DATA EXTRACT -
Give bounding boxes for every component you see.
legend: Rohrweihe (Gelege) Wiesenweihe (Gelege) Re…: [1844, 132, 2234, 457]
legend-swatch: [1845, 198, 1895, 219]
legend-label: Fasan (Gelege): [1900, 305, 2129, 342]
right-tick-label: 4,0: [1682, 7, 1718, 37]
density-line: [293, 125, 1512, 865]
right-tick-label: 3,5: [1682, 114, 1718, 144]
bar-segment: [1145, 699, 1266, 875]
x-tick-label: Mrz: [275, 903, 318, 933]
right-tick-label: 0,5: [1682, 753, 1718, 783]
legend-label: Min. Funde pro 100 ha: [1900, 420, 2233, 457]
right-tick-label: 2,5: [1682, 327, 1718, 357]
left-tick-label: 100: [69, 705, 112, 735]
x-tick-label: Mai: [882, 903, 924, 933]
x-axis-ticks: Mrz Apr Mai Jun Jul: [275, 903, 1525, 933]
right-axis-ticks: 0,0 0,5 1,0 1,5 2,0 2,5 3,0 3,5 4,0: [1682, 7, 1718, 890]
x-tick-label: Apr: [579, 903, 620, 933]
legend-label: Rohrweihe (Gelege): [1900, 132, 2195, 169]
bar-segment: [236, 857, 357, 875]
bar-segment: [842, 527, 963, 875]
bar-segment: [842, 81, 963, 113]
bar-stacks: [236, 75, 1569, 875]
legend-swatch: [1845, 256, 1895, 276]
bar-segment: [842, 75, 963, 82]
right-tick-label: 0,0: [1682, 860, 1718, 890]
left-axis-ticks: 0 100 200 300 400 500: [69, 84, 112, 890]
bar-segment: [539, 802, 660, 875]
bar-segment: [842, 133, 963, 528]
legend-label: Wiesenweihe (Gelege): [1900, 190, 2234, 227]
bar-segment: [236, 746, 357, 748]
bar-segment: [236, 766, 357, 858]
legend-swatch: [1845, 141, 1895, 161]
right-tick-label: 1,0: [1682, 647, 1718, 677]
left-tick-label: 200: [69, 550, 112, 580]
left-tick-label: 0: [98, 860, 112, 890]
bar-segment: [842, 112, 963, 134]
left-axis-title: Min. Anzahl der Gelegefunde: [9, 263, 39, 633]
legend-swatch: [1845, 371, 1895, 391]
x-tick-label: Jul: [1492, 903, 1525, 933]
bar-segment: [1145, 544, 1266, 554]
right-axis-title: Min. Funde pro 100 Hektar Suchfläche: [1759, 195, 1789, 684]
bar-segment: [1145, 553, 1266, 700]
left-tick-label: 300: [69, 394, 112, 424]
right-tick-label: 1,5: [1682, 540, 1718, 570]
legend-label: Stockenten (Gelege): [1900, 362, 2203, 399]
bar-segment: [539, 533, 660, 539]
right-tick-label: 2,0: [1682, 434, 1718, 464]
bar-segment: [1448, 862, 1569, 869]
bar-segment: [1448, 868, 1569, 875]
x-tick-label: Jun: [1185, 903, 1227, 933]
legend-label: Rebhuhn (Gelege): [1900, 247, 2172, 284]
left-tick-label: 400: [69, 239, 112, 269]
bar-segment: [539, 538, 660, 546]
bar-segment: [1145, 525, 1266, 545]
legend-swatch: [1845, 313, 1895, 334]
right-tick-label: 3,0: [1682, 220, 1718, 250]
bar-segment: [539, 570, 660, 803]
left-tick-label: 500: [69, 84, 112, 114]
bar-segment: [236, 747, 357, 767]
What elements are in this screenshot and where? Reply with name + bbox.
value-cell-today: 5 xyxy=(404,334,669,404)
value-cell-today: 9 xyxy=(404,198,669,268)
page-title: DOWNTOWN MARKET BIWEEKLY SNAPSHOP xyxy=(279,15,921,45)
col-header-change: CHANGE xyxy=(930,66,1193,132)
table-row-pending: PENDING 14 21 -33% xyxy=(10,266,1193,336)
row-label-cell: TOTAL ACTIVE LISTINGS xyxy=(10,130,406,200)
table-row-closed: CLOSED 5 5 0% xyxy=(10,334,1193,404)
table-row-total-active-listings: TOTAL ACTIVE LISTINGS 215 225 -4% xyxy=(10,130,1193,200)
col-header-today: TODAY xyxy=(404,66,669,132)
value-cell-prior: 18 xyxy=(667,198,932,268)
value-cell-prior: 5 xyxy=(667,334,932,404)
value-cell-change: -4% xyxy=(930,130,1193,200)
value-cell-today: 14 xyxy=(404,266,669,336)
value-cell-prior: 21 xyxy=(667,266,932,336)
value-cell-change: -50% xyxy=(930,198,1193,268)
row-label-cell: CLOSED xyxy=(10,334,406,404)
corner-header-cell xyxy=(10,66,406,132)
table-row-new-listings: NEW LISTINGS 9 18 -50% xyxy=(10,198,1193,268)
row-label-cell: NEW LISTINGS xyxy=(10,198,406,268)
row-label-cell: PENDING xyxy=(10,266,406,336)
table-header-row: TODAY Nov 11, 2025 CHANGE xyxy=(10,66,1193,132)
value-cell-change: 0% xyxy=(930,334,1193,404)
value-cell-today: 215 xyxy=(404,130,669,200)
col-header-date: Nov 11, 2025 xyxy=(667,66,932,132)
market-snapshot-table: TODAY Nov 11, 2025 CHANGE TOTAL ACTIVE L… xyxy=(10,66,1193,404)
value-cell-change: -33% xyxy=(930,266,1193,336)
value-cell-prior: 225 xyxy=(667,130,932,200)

THE TASK -
Render the entries as a JSON list of strings, one string per line, from the first line through the line holding "bar-segment: [842, 527, 963, 875]", inclusive. Omit blank lines.

ANSWER TO THIS TASK -
[
  "Give bounding boxes for every component you see.",
  "legend: Rohrweihe (Gelege) Wiesenweihe (Gelege) Re…: [1844, 132, 2234, 457]",
  "legend-swatch: [1845, 198, 1895, 219]",
  "legend-label: Fasan (Gelege): [1900, 305, 2129, 342]",
  "right-tick-label: 4,0: [1682, 7, 1718, 37]",
  "density-line: [293, 125, 1512, 865]",
  "right-tick-label: 3,5: [1682, 114, 1718, 144]",
  "bar-segment: [1145, 699, 1266, 875]",
  "x-tick-label: Mrz: [275, 903, 318, 933]",
  "right-tick-label: 0,5: [1682, 753, 1718, 783]",
  "legend-label: Min. Funde pro 100 ha: [1900, 420, 2233, 457]",
  "right-tick-label: 2,5: [1682, 327, 1718, 357]",
  "left-tick-label: 100: [69, 705, 112, 735]",
  "x-tick-label: Mai: [882, 903, 924, 933]",
  "x-axis-ticks: Mrz Apr Mai Jun Jul: [275, 903, 1525, 933]",
  "right-axis-ticks: 0,0 0,5 1,0 1,5 2,0 2,5 3,0 3,5 4,0: [1682, 7, 1718, 890]",
  "x-tick-label: Apr: [579, 903, 620, 933]",
  "legend-label: Rohrweihe (Gelege): [1900, 132, 2195, 169]",
  "bar-segment: [236, 857, 357, 875]",
  "bar-segment: [842, 527, 963, 875]"
]